# WORK REQUIRED
How many lines in the records below contain the word "surplus"? Answer with the number alone.

= = =

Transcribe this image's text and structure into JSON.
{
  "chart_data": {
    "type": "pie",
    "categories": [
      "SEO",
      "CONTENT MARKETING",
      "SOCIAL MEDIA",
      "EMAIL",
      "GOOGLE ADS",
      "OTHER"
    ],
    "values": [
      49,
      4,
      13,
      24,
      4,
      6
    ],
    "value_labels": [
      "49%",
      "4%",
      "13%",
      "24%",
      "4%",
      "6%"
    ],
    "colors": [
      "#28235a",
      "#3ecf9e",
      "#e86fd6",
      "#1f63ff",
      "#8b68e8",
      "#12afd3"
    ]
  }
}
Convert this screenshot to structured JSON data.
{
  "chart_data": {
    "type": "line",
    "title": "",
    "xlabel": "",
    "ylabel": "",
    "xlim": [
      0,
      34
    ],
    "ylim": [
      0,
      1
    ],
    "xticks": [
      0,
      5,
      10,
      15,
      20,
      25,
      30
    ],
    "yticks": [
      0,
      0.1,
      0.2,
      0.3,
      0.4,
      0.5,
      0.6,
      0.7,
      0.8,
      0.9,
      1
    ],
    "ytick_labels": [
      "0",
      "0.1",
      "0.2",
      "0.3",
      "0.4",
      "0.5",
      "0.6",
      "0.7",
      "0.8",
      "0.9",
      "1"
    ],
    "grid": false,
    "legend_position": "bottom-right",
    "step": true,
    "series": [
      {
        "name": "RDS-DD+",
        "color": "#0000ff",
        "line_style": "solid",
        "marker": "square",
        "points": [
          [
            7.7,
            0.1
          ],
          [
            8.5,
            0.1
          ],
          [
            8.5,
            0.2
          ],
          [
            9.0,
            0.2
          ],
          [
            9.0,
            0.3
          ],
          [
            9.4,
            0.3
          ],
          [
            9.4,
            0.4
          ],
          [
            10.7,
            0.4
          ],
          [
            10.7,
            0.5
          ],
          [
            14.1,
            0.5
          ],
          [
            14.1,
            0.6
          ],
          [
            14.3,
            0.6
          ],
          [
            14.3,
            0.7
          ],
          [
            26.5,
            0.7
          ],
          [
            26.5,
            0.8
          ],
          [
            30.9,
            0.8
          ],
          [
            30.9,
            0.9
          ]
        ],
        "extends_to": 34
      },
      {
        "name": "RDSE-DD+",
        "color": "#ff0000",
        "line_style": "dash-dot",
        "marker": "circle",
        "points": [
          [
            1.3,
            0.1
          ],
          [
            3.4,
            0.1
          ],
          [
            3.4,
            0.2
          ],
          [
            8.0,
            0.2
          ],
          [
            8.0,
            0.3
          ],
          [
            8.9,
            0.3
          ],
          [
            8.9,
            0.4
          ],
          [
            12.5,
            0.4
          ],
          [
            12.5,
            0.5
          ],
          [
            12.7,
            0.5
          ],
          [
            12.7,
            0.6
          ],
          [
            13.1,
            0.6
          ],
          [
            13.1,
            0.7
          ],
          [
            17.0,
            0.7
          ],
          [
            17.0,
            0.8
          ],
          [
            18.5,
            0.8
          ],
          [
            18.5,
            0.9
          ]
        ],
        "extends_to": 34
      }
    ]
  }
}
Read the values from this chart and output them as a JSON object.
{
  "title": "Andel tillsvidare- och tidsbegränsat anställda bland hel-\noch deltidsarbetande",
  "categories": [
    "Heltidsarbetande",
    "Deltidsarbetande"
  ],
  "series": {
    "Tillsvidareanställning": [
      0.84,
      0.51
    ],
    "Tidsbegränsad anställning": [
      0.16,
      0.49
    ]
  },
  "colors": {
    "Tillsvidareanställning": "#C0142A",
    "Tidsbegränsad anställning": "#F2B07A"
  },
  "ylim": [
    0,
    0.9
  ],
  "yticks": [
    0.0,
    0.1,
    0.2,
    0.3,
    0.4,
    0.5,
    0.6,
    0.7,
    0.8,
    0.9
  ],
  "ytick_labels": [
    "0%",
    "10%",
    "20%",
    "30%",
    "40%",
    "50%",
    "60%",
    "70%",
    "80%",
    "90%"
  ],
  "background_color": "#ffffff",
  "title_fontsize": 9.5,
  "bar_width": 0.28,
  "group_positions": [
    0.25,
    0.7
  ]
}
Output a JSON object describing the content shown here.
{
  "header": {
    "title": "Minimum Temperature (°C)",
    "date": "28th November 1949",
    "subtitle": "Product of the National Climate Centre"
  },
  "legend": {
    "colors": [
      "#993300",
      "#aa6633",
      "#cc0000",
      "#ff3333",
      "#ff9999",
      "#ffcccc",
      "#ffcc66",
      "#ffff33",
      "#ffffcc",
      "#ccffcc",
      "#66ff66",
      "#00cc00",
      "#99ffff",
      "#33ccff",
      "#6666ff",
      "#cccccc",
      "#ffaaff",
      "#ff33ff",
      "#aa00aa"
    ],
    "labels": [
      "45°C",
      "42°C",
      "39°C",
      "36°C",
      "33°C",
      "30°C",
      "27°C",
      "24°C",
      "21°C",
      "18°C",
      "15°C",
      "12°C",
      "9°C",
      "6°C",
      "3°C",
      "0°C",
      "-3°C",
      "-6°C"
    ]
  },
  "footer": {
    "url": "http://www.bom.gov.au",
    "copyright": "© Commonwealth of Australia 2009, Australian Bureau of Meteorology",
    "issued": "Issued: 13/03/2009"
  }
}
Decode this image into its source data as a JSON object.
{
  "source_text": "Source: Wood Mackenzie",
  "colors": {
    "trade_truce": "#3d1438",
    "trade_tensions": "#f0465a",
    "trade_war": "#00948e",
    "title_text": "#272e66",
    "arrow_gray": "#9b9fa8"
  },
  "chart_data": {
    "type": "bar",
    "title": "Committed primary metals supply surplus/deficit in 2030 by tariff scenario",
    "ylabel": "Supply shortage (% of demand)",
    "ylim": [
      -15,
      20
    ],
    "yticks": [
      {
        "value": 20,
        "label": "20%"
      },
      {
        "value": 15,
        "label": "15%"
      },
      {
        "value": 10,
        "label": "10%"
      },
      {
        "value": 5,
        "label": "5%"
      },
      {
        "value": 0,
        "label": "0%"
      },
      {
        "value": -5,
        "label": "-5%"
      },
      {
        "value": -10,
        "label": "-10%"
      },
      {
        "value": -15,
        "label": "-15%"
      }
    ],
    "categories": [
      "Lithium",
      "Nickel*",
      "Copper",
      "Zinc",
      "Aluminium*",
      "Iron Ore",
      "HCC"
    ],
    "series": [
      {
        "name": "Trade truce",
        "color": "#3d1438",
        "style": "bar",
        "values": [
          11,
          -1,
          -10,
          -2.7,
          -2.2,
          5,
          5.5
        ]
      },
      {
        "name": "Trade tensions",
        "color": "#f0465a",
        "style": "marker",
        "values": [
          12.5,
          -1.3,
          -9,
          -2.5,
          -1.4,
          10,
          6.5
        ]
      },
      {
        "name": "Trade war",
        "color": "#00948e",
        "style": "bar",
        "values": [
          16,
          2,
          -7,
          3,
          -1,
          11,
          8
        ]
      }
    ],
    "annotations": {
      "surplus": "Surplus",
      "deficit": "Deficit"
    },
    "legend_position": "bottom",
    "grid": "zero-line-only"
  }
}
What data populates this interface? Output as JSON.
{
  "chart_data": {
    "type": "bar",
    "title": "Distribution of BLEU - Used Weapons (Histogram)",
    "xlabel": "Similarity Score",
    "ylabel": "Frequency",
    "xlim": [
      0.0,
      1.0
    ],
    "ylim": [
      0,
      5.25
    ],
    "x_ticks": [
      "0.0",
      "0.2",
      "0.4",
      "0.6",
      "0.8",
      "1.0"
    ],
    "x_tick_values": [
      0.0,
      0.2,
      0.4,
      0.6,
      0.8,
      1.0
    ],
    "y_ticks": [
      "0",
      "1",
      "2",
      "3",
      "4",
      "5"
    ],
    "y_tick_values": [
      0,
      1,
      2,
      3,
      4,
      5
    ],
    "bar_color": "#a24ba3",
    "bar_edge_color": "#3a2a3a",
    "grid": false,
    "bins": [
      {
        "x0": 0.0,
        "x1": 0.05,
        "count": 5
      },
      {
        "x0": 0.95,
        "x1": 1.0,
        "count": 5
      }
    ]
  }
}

= = =

# SOLVED PROBLEM
2